-- start of DATASET CONTENT --
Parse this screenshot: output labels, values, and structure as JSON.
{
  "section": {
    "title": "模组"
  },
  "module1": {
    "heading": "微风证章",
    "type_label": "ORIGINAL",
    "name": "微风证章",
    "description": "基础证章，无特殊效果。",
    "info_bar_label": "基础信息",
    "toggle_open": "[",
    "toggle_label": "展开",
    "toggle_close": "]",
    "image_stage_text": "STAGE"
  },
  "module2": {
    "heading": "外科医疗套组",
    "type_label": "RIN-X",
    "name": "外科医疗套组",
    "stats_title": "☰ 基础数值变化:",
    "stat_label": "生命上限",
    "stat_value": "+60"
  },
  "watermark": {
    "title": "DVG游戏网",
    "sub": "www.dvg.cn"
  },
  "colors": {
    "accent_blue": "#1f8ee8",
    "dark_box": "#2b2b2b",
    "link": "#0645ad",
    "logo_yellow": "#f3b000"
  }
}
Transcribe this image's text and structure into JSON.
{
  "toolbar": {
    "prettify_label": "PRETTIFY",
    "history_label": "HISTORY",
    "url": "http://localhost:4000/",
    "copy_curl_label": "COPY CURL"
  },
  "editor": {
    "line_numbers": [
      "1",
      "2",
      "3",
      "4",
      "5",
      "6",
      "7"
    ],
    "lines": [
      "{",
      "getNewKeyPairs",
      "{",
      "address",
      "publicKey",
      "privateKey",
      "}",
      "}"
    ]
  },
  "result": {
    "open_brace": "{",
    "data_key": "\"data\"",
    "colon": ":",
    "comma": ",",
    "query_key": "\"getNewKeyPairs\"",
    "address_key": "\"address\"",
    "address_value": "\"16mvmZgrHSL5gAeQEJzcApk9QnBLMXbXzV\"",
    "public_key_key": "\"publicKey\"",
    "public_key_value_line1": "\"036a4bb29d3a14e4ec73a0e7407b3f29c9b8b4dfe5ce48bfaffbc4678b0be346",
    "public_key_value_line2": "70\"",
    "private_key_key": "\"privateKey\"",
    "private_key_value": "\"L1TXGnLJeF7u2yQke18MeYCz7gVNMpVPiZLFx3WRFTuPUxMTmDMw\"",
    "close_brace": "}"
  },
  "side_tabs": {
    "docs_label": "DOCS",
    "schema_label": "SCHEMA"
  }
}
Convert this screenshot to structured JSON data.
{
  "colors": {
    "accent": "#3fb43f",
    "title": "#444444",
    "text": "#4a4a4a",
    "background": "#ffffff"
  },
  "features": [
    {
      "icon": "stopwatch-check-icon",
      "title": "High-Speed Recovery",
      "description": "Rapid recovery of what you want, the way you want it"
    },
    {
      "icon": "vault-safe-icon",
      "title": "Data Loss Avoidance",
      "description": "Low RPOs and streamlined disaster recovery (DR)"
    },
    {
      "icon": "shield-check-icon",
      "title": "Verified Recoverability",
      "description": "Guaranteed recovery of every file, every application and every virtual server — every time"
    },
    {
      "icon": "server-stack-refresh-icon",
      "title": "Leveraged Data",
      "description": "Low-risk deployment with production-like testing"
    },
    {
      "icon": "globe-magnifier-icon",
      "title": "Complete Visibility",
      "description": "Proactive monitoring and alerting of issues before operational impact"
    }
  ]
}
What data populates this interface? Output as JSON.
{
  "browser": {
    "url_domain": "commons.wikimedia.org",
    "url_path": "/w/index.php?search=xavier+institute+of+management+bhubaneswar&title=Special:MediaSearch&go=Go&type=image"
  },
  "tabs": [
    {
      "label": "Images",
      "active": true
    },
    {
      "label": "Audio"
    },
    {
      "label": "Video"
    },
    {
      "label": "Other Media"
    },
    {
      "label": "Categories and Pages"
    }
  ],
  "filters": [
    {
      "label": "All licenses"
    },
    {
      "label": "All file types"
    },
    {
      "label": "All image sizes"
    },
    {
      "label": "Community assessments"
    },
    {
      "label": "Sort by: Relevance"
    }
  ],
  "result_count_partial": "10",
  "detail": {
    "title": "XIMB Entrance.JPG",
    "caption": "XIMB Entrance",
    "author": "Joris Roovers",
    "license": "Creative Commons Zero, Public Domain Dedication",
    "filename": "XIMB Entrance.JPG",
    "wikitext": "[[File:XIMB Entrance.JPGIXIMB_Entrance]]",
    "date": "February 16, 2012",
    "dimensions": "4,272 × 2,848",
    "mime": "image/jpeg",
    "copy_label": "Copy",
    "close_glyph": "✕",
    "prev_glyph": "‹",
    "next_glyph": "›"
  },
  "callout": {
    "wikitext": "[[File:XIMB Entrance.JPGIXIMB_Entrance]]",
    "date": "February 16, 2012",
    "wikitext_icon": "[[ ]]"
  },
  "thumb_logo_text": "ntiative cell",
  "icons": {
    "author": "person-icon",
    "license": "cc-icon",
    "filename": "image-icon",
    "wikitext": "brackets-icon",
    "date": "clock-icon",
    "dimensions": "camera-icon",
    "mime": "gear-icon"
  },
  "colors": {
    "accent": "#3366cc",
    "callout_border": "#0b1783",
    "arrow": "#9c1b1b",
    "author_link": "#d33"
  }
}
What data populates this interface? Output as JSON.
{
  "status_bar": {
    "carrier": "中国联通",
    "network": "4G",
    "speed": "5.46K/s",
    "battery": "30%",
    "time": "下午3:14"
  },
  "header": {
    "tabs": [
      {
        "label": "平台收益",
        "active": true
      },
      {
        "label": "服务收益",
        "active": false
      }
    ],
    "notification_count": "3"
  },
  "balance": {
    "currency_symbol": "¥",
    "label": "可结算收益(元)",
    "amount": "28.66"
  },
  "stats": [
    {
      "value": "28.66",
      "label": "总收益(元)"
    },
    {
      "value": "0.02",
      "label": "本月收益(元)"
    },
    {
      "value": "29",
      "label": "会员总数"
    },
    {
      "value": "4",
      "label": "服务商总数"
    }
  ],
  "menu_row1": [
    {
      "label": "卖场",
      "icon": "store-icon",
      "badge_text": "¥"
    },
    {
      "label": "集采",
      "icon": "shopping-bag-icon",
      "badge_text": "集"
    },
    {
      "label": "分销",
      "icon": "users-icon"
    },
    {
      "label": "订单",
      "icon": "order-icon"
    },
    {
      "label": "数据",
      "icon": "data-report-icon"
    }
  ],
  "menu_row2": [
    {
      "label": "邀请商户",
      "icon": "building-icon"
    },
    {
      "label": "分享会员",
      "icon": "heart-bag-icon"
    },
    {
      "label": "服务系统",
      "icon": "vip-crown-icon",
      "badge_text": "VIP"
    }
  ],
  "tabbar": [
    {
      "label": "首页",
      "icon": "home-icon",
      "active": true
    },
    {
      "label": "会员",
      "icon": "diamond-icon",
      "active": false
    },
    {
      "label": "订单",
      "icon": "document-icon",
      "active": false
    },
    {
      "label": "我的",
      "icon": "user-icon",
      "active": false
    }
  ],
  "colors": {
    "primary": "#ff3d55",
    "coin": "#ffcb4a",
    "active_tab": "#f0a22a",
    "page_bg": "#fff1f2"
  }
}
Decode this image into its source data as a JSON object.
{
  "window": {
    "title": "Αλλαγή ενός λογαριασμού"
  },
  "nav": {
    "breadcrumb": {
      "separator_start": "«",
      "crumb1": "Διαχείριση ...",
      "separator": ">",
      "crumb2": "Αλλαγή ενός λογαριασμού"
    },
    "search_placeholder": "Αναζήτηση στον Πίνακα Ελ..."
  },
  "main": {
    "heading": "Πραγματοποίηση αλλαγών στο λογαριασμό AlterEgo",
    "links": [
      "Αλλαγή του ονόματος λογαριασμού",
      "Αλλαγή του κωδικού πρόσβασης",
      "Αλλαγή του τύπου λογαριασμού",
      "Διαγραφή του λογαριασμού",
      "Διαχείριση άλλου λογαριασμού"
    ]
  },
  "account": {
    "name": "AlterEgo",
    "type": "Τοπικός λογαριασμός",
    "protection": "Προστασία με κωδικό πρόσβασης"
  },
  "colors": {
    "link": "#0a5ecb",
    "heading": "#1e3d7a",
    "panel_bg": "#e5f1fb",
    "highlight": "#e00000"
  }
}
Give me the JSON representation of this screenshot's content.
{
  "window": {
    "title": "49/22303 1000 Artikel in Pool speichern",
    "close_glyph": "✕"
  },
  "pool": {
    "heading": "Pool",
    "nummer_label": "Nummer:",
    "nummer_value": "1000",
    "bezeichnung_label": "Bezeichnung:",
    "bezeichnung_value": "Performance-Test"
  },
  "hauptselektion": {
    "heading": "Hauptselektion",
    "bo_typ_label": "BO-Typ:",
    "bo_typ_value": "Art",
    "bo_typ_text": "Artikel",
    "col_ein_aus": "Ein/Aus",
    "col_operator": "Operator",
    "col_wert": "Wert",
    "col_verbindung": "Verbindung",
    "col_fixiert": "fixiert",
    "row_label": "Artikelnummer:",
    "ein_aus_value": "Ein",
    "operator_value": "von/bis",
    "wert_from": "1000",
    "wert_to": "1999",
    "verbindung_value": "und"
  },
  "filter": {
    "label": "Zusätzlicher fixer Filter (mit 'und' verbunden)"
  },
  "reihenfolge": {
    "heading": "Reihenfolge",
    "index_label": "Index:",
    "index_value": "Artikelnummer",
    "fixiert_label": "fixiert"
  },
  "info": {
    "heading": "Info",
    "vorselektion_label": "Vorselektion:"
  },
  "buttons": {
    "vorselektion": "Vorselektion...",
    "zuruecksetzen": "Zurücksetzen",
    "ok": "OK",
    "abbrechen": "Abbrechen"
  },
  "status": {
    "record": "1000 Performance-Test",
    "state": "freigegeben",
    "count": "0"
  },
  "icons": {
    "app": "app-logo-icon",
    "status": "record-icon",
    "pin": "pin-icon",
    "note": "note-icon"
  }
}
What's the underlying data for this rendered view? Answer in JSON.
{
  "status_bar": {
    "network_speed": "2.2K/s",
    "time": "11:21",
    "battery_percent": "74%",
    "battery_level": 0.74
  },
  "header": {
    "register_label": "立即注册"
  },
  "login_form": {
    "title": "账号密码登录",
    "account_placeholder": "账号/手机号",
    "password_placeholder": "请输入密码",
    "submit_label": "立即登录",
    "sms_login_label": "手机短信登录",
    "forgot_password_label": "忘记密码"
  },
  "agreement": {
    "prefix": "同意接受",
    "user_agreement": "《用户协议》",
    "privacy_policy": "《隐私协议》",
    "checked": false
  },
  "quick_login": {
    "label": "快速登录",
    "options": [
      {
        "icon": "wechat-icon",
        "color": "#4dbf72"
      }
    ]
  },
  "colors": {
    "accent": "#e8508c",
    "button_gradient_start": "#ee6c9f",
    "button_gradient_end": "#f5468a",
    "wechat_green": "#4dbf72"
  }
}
-- end of DATASET CONTENT --
§ TASK PROMPT: Of the lines above, how many include the word "Artikelnummer"? Reply with the number only.

§ RESPONSE FOR THIS EXERCISE: 2